A run of records:
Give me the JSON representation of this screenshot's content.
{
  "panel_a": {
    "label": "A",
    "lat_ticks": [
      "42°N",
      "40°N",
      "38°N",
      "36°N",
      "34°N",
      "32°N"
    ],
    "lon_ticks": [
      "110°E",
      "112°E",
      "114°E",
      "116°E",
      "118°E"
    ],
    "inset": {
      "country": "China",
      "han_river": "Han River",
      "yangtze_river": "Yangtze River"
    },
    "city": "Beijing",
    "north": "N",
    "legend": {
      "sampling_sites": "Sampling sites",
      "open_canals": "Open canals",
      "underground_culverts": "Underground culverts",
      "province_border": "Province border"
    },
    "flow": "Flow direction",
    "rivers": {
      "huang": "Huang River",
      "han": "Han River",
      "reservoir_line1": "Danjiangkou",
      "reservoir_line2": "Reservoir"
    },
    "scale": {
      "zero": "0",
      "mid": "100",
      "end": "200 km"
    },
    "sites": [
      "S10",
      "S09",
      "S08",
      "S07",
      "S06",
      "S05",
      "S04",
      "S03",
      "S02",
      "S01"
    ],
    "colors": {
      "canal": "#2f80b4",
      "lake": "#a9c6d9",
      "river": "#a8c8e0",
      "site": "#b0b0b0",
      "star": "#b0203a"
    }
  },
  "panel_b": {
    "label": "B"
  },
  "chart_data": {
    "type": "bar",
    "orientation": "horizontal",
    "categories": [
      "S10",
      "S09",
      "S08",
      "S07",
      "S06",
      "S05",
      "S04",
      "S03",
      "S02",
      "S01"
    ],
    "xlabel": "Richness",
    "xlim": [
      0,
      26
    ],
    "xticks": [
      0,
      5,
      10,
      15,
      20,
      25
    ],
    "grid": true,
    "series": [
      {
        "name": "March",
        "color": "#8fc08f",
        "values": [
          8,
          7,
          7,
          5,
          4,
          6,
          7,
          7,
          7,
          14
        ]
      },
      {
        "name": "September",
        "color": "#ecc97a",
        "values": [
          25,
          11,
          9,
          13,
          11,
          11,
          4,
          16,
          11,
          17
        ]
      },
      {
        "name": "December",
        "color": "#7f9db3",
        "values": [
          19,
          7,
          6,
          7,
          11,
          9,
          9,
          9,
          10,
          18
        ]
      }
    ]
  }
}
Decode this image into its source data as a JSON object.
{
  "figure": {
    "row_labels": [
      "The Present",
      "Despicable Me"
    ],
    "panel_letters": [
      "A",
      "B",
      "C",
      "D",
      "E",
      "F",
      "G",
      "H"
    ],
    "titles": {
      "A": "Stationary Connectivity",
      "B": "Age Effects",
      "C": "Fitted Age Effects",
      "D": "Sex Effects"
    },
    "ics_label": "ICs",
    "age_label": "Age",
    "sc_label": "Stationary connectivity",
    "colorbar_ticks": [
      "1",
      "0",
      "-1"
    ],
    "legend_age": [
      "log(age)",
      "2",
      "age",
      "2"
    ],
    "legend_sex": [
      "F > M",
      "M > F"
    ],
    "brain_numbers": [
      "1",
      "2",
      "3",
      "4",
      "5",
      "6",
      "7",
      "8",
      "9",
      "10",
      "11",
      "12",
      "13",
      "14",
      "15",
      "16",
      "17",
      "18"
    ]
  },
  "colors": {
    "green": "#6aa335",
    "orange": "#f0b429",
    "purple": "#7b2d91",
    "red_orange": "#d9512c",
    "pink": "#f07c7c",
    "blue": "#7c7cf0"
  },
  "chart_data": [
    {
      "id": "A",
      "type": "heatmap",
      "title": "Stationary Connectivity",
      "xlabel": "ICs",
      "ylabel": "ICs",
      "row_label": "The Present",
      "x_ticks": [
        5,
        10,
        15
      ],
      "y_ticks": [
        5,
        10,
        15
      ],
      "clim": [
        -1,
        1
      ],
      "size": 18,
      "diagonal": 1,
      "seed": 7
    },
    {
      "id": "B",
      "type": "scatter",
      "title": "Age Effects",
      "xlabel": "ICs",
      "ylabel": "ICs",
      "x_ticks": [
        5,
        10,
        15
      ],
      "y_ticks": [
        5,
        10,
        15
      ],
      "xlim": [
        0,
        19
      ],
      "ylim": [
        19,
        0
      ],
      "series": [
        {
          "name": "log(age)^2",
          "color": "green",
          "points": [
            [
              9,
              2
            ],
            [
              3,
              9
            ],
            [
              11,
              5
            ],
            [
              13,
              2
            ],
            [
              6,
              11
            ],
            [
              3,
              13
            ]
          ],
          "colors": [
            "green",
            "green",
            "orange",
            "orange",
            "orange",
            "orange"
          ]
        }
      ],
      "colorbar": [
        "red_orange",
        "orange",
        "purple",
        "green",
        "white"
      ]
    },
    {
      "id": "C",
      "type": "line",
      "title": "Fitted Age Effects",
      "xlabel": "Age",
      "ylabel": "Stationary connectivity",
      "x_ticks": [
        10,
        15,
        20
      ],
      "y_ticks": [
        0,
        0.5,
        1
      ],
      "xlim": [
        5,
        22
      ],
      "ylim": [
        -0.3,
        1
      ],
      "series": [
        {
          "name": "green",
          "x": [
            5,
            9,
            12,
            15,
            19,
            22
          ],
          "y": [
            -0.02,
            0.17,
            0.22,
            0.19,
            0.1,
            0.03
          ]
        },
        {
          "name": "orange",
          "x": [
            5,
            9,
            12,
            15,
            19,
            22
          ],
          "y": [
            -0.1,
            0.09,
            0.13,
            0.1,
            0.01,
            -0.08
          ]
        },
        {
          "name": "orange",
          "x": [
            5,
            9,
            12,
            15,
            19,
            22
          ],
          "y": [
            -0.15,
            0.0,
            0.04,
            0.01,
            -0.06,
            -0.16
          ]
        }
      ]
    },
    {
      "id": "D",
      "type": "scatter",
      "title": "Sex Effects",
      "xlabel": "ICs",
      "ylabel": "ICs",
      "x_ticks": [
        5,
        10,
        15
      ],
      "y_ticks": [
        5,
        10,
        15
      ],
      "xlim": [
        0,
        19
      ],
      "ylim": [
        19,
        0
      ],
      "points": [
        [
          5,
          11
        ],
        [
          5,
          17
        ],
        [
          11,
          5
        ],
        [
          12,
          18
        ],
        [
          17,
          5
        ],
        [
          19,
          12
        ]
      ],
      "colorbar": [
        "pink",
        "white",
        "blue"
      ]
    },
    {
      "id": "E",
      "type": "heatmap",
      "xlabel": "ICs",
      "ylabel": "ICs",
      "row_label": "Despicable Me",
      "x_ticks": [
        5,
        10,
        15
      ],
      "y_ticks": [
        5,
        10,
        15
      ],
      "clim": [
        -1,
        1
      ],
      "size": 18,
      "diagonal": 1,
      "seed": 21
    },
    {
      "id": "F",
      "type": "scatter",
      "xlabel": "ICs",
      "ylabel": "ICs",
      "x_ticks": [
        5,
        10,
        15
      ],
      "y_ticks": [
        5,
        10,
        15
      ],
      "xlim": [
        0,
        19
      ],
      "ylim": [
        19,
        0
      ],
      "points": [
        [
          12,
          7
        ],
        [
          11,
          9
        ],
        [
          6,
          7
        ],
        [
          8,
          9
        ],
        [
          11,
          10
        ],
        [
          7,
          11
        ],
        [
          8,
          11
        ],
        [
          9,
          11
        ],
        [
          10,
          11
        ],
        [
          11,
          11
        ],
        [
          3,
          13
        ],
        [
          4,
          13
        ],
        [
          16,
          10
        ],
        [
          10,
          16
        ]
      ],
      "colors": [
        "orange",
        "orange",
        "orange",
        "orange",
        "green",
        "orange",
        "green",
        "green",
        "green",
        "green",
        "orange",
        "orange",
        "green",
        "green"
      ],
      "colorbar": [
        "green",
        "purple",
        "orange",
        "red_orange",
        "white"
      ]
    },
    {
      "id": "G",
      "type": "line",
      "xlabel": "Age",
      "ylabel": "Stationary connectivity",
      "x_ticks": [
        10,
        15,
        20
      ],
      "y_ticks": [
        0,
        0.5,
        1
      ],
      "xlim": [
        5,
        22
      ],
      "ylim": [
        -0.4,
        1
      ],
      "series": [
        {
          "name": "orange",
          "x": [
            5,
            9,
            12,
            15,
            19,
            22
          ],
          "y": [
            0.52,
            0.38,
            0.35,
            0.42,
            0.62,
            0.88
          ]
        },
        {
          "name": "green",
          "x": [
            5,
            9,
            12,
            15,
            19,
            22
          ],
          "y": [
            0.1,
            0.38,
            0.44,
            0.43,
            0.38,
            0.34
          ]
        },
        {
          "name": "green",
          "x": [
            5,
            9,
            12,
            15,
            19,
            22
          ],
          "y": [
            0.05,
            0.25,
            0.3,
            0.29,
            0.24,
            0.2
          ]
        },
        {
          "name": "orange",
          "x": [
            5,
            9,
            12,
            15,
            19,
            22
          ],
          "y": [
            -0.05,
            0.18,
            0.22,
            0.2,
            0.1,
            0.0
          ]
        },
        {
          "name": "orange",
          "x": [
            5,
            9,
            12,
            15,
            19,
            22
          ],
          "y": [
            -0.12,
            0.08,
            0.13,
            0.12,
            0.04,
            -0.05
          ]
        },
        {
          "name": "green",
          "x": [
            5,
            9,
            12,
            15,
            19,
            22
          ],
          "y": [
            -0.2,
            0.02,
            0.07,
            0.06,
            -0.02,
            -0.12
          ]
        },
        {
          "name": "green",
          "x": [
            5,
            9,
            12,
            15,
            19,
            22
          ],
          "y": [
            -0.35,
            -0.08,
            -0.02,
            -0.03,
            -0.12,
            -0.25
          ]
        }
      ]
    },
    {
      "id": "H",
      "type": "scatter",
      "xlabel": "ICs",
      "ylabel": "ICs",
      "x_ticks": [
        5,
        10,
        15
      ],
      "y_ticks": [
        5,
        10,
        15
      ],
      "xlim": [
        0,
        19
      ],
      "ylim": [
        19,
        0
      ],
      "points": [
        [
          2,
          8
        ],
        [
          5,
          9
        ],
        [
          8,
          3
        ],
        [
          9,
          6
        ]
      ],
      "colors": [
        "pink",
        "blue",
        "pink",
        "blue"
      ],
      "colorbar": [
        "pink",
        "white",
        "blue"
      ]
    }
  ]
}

§ **GIVEN TASK**: Look through the material above. Copy each line where the word "Despicable" appears.

§ **SOLUTION BELOW**:
      "Despicable Me"
      "row_label": "Despicable Me",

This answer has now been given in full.